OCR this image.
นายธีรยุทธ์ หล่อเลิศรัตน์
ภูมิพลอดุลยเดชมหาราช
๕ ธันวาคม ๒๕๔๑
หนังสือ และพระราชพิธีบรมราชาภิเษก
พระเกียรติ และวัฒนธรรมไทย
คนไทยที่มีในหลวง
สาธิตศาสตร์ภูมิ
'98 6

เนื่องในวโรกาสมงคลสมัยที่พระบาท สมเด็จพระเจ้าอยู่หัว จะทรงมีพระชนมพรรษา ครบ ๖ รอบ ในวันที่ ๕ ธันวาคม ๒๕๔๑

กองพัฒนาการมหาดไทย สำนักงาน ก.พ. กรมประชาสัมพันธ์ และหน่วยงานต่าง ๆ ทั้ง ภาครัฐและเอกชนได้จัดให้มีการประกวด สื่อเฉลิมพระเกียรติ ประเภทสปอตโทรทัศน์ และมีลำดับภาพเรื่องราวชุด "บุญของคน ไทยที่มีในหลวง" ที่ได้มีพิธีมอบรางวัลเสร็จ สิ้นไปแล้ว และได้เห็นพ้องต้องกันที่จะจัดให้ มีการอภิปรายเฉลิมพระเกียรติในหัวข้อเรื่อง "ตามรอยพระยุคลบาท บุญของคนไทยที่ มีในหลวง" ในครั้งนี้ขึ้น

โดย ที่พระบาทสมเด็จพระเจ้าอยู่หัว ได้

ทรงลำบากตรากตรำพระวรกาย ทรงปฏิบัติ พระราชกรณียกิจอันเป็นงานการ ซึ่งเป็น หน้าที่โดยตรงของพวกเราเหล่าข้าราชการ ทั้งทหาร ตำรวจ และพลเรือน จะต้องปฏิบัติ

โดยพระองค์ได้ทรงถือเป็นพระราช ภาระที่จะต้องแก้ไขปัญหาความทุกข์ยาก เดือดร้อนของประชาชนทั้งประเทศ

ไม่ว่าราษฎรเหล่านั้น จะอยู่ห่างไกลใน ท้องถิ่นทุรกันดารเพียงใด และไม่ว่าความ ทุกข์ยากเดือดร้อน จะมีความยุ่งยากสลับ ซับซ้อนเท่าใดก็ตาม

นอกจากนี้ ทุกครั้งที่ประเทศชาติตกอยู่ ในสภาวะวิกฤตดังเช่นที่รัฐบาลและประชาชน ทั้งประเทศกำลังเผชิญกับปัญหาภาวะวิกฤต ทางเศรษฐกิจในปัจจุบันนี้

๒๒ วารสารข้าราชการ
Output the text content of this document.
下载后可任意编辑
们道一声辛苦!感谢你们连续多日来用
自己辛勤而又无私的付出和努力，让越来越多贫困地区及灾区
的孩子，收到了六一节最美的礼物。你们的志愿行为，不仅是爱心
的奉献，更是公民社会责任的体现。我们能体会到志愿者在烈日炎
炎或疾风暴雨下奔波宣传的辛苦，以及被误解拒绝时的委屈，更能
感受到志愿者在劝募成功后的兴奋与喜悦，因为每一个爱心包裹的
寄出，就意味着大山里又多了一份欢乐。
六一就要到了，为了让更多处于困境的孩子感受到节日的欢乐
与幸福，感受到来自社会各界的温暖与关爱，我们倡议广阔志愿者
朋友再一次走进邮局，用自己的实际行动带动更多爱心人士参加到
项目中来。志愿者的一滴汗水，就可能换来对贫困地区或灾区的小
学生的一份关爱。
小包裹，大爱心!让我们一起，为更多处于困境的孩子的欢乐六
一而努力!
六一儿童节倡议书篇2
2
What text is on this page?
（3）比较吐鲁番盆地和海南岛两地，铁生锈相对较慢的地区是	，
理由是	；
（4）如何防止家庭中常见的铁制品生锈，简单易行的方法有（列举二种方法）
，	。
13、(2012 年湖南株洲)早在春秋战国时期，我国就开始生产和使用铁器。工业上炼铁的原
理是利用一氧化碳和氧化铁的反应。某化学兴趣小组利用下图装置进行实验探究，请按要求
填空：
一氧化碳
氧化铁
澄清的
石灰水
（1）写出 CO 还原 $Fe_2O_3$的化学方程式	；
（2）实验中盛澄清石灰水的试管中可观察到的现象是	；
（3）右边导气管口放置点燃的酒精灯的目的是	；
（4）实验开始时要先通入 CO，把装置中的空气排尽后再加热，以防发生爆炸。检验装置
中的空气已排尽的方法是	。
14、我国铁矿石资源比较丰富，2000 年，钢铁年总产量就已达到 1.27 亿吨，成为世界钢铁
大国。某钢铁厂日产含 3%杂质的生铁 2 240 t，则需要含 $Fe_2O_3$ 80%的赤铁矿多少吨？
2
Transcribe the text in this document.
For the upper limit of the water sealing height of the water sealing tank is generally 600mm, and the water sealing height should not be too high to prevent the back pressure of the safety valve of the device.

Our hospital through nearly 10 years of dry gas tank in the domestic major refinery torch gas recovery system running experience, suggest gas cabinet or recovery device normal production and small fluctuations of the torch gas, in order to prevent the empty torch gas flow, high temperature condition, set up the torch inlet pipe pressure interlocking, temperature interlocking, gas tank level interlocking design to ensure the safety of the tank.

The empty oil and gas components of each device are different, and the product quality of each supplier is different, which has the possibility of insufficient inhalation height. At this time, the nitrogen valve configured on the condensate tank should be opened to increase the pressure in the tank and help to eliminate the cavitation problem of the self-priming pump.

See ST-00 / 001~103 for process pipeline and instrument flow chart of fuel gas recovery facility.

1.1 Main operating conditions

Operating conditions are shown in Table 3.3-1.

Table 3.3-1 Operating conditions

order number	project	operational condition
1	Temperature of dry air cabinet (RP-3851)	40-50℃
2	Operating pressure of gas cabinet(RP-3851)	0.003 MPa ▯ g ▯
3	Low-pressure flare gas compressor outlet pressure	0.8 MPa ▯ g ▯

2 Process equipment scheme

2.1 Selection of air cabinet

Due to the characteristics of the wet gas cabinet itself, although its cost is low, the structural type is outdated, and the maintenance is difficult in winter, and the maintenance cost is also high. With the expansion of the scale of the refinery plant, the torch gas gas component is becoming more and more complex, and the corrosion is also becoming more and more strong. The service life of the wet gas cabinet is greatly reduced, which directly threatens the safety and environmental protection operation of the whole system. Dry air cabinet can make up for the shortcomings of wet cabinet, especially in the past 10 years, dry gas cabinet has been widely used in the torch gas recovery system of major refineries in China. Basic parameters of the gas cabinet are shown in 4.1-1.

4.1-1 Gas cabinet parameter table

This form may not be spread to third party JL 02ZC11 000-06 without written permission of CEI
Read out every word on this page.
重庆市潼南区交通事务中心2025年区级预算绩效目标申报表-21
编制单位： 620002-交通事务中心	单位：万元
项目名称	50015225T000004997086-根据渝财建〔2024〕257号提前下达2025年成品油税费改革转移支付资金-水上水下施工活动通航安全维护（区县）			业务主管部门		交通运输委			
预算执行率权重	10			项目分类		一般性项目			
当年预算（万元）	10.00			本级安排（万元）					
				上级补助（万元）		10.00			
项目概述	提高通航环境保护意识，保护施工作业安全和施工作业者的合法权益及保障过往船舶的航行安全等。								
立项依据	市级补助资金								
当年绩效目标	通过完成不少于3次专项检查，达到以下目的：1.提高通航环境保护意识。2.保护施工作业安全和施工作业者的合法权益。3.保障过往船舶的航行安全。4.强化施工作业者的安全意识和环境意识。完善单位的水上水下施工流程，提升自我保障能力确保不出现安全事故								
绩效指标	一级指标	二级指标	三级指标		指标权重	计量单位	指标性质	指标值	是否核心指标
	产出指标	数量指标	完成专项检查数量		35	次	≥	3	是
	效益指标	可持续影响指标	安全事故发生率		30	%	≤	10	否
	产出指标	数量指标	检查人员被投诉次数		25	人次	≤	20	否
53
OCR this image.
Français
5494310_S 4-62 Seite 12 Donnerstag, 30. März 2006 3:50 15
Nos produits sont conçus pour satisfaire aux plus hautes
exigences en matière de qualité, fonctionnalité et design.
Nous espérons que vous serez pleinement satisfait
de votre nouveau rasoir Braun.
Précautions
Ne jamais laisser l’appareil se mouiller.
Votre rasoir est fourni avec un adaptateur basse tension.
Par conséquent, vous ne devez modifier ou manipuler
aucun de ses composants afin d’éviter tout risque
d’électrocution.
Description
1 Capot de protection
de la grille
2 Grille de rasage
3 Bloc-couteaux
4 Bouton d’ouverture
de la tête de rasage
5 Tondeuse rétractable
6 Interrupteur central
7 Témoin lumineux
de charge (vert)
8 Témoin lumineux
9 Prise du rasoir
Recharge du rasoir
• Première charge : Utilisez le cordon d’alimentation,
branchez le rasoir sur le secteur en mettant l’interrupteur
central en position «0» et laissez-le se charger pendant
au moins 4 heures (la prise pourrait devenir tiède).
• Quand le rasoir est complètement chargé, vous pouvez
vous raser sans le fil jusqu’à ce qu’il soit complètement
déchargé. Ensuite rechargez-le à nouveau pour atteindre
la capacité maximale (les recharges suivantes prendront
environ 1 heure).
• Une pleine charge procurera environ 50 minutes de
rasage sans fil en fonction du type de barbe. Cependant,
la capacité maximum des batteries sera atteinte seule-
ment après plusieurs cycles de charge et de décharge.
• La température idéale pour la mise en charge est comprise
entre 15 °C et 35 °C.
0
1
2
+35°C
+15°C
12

====================

Find how many lines of the listing include the string "page" and give that number, nothing else.

Worked answer: 2